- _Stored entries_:
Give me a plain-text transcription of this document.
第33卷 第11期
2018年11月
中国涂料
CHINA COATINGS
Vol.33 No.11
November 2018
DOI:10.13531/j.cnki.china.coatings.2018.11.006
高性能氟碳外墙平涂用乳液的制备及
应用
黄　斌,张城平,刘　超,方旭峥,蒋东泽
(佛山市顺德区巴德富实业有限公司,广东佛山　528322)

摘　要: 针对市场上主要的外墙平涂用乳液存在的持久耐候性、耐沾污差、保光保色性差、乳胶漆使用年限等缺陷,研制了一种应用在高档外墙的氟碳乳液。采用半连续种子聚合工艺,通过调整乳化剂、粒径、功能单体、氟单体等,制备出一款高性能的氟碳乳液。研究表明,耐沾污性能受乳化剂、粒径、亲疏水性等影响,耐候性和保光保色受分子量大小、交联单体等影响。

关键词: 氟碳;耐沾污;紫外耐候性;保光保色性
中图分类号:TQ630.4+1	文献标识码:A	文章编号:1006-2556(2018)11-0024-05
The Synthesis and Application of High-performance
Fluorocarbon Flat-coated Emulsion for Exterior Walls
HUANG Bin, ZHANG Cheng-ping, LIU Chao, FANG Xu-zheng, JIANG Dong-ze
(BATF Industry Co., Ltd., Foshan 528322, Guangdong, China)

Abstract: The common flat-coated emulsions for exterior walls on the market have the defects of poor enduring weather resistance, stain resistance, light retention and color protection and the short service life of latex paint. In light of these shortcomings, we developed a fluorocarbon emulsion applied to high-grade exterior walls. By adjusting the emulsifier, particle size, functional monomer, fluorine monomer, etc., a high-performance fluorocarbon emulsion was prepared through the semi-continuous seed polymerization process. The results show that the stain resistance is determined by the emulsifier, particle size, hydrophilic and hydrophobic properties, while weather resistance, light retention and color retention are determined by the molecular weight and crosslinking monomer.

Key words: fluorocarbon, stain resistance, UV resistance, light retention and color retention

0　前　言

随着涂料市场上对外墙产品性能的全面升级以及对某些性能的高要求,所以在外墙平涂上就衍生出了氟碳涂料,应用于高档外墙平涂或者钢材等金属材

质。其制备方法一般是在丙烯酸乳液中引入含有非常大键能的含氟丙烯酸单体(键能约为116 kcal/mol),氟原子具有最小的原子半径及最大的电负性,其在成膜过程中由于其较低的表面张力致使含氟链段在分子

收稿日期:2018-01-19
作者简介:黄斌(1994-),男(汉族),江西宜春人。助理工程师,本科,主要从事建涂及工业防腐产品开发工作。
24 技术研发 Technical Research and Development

- _BRIEF_: Take the data above and return it exactly.

- _OUTPUT BELOW_:
Give me a plain-text transcription of this document.
第33卷 第11期
2018年11月
中国涂料
CHINA COATINGS
Vol.33 No.11
November 2018
DOI:10.13531/j.cnki.china.coatings.2018.11.006
高性能氟碳外墙平涂用乳液的制备及
应用
黄　斌,张城平,刘　超,方旭峥,蒋东泽
(佛山市顺德区巴德富实业有限公司,广东佛山　528322)

摘　要: 针对市场上主要的外墙平涂用乳液存在的持久耐候性、耐沾污差、保光保色性差、乳胶漆使用年限等缺陷,研制了一种应用在高档外墙的氟碳乳液。采用半连续种子聚合工艺,通过调整乳化剂、粒径、功能单体、氟单体等,制备出一款高性能的氟碳乳液。研究表明,耐沾污性能受乳化剂、粒径、亲疏水性等影响,耐候性和保光保色受分子量大小、交联单体等影响。

关键词: 氟碳;耐沾污;紫外耐候性;保光保色性
中图分类号:TQ630.4+1	文献标识码:A	文章编号:1006-2556(2018)11-0024-05
The Synthesis and Application of High-performance
Fluorocarbon Flat-coated Emulsion for Exterior Walls
HUANG Bin, ZHANG Cheng-ping, LIU Chao, FANG Xu-zheng, JIANG Dong-ze
(BATF Industry Co., Ltd., Foshan 528322, Guangdong, China)

Abstract: The common flat-coated emulsions for exterior walls on the market have the defects of poor enduring weather resistance, stain resistance, light retention and color protection and the short service life of latex paint. In light of these shortcomings, we developed a fluorocarbon emulsion applied to high-grade exterior walls. By adjusting the emulsifier, particle size, functional monomer, fluorine monomer, etc., a high-performance fluorocarbon emulsion was prepared through the semi-continuous seed polymerization process. The results show that the stain resistance is determined by the emulsifier, particle size, hydrophilic and hydrophobic properties, while weather resistance, light retention and color retention are determined by the molecular weight and crosslinking monomer.

Key words: fluorocarbon, stain resistance, UV resistance, light retention and color retention

0　前　言

随着涂料市场上对外墙产品性能的全面升级以及对某些性能的高要求,所以在外墙平涂上就衍生出了氟碳涂料,应用于高档外墙平涂或者钢材等金属材

质。其制备方法一般是在丙烯酸乳液中引入含有非常大键能的含氟丙烯酸单体(键能约为116 kcal/mol),氟原子具有最小的原子半径及最大的电负性,其在成膜过程中由于其较低的表面张力致使含氟链段在分子

收稿日期:2018-01-19
作者简介:黄斌(1994-),男(汉族),江西宜春人。助理工程师,本科,主要从事建涂及工业防腐产品开发工作。
24 技术研发 Technical Research and Development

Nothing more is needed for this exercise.